## Supplied material
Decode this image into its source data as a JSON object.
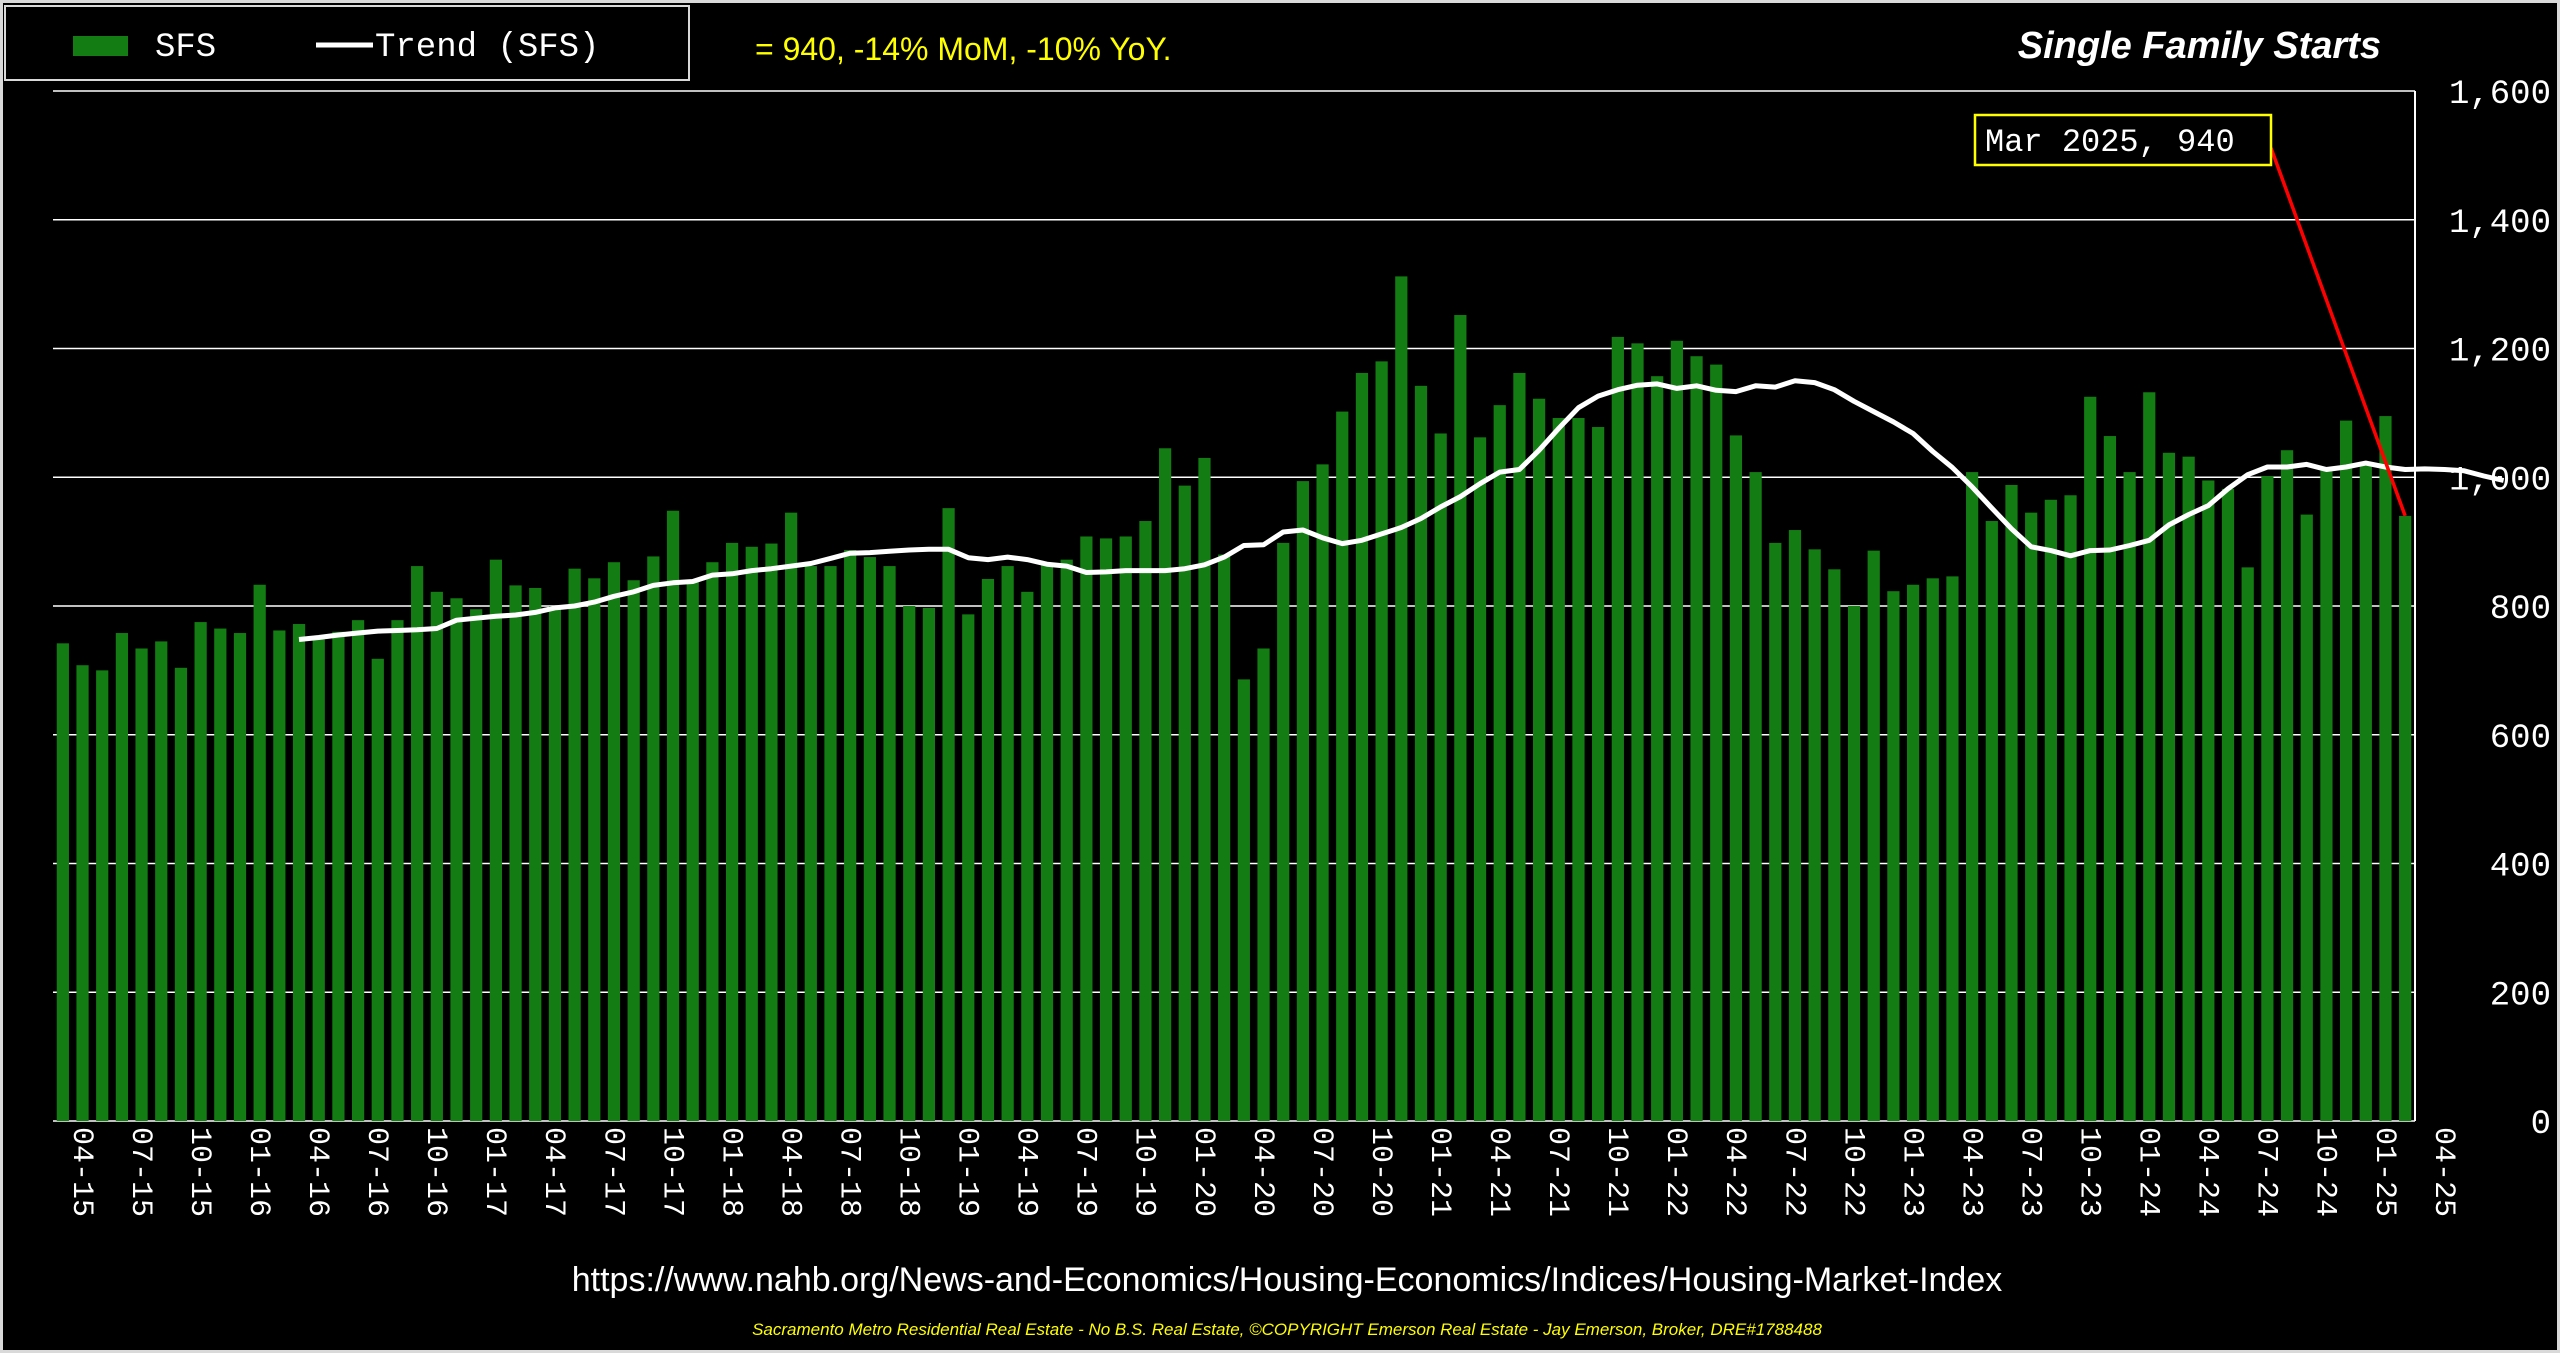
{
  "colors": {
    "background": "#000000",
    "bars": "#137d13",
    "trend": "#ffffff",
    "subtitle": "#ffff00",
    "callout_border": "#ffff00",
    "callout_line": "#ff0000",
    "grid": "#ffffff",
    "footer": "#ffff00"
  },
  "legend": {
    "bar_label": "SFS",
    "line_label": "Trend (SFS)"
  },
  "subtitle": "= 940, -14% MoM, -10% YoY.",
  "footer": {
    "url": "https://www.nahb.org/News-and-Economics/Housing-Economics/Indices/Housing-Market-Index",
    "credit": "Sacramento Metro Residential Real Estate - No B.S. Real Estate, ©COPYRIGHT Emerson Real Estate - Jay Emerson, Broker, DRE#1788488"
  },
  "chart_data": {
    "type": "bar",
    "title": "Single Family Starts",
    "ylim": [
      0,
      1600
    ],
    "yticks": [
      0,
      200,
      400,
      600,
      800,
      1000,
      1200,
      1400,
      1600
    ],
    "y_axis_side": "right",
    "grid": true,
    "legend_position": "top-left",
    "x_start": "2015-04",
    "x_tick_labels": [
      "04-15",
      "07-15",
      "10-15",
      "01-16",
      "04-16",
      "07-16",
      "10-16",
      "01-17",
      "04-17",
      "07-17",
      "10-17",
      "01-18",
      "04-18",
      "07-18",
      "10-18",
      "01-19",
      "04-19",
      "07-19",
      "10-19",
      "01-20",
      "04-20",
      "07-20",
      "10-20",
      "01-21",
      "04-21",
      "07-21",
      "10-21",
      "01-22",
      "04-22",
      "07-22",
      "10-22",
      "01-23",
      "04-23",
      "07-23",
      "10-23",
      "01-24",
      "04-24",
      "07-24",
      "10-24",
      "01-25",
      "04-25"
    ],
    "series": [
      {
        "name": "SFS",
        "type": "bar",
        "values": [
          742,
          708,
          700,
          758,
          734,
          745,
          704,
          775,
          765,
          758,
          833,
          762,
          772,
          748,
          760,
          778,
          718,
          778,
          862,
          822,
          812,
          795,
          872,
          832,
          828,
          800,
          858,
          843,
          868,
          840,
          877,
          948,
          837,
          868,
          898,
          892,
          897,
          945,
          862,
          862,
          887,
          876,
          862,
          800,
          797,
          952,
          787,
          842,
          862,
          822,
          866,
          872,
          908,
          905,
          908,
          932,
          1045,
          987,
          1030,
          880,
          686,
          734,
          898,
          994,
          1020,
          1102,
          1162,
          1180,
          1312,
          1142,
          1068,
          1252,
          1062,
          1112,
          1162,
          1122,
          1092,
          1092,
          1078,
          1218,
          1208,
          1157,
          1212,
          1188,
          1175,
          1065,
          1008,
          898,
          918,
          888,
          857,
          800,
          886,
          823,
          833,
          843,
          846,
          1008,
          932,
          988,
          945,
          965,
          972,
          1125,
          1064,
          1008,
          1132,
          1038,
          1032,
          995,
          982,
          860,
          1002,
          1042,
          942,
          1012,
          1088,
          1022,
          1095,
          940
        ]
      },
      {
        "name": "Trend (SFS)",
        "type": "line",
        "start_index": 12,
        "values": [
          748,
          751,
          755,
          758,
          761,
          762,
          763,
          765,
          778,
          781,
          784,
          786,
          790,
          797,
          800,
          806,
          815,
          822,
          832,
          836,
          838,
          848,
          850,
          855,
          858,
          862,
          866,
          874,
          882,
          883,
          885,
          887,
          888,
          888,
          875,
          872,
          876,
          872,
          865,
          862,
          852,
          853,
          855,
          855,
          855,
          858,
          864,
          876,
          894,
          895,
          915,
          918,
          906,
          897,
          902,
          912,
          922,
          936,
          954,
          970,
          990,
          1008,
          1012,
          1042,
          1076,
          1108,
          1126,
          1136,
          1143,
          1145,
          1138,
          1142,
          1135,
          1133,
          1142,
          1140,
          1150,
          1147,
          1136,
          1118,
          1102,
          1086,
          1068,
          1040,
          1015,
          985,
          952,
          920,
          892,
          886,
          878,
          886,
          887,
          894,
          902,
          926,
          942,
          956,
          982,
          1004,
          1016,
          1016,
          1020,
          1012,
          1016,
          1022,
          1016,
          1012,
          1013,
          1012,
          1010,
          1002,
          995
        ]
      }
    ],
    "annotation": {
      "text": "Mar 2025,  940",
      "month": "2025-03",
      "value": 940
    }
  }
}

---

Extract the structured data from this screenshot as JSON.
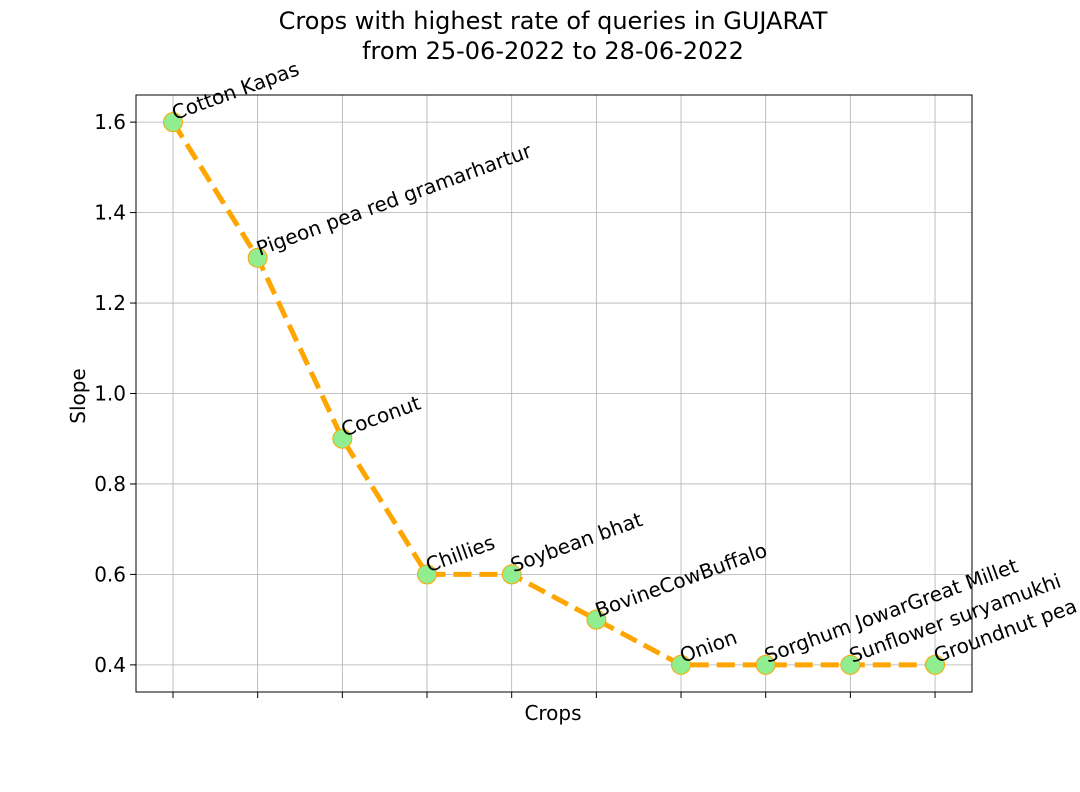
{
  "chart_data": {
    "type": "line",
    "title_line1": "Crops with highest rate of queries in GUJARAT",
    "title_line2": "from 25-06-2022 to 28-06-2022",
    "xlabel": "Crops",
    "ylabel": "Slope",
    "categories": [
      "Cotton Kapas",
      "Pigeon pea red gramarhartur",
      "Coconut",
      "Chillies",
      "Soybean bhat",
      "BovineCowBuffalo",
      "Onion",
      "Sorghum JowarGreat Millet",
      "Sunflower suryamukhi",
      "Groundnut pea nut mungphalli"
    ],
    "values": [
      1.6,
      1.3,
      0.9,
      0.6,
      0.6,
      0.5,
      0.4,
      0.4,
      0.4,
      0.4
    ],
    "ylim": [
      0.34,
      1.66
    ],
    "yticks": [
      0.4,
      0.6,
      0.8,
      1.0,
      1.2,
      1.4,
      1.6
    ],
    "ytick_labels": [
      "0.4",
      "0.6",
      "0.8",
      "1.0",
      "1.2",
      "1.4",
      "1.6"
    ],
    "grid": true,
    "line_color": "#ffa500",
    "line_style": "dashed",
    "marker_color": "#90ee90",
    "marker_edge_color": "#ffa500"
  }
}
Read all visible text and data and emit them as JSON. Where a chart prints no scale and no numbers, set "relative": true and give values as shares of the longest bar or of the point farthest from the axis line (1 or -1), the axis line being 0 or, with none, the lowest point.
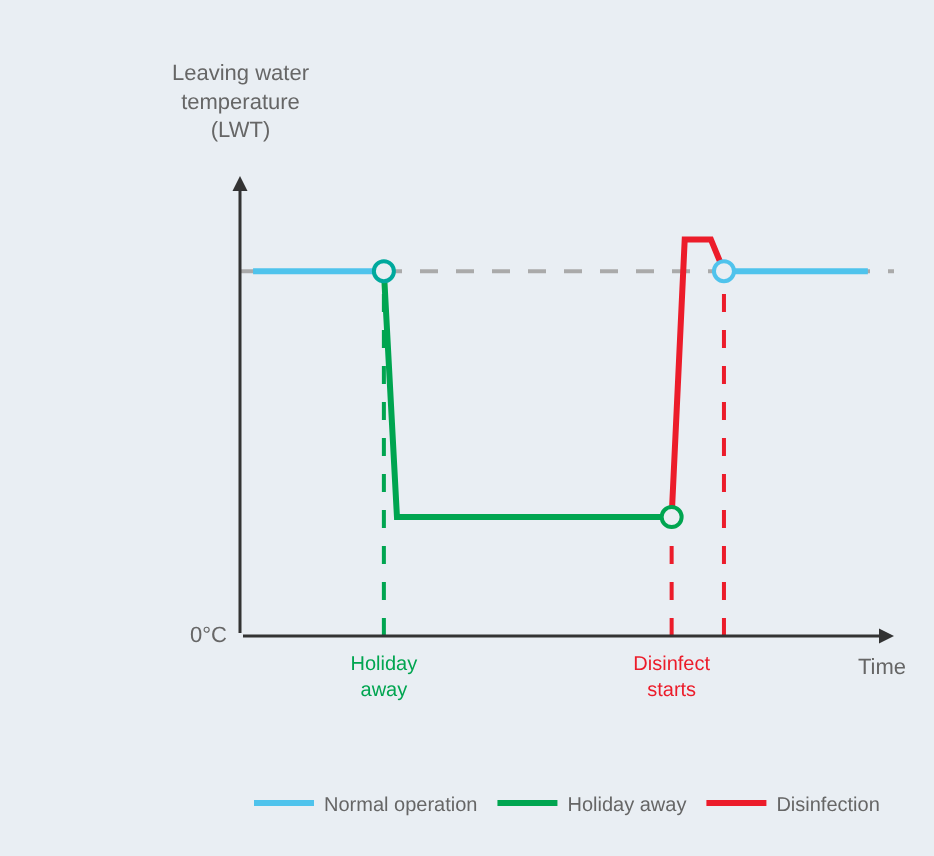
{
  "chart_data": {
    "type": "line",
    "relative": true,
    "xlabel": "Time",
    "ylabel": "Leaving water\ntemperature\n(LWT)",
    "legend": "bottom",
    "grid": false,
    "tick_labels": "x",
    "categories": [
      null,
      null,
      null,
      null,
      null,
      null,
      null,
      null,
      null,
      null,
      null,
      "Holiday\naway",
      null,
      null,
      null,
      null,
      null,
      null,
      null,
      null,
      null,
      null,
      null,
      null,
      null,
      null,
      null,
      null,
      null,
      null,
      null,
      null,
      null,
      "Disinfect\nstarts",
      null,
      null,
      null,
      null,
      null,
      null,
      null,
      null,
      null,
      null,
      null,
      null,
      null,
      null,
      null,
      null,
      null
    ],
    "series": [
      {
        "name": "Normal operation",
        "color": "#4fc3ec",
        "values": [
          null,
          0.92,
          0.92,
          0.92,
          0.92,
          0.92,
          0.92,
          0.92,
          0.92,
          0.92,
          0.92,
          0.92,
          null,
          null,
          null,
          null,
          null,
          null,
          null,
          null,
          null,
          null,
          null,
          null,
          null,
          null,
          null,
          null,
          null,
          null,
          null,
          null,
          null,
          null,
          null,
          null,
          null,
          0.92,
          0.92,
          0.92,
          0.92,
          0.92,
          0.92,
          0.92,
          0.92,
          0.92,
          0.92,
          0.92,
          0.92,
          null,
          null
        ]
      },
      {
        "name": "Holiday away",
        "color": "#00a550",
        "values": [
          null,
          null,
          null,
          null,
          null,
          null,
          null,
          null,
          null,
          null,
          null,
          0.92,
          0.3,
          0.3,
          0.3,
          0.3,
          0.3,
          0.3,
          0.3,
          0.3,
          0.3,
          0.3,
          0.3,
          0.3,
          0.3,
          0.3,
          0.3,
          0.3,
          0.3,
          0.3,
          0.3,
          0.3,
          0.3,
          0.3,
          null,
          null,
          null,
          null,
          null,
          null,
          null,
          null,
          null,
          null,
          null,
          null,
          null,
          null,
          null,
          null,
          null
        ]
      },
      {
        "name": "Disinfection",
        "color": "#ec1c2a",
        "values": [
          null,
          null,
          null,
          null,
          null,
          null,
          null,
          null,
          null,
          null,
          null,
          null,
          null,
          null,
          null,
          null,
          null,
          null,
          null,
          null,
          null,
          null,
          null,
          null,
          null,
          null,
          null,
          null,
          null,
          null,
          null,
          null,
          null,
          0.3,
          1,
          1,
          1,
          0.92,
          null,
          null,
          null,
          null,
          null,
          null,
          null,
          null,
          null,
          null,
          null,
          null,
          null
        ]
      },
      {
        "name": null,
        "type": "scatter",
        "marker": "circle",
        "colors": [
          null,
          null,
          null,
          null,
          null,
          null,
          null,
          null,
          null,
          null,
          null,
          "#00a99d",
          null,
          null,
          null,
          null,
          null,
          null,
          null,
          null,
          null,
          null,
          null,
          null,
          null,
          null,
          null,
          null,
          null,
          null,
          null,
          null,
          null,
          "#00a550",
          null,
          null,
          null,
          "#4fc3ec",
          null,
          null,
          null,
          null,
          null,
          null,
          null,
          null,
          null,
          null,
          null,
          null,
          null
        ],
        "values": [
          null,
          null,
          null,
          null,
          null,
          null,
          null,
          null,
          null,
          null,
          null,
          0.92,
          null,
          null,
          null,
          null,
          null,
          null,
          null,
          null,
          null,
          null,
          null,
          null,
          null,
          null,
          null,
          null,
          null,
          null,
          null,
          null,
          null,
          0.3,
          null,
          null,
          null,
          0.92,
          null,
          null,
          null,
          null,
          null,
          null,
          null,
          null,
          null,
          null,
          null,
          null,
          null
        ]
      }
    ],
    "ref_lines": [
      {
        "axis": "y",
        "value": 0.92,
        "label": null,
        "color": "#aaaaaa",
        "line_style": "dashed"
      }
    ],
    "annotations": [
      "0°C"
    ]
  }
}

## Exercise prompt
Above are the records. Copy every line in them holding "type".

## Result of this exercise
    "type": "bar",
        "type": "bar",
        "type": "line",
    "type": "line",
    "type": "line",
        "type": "scatter",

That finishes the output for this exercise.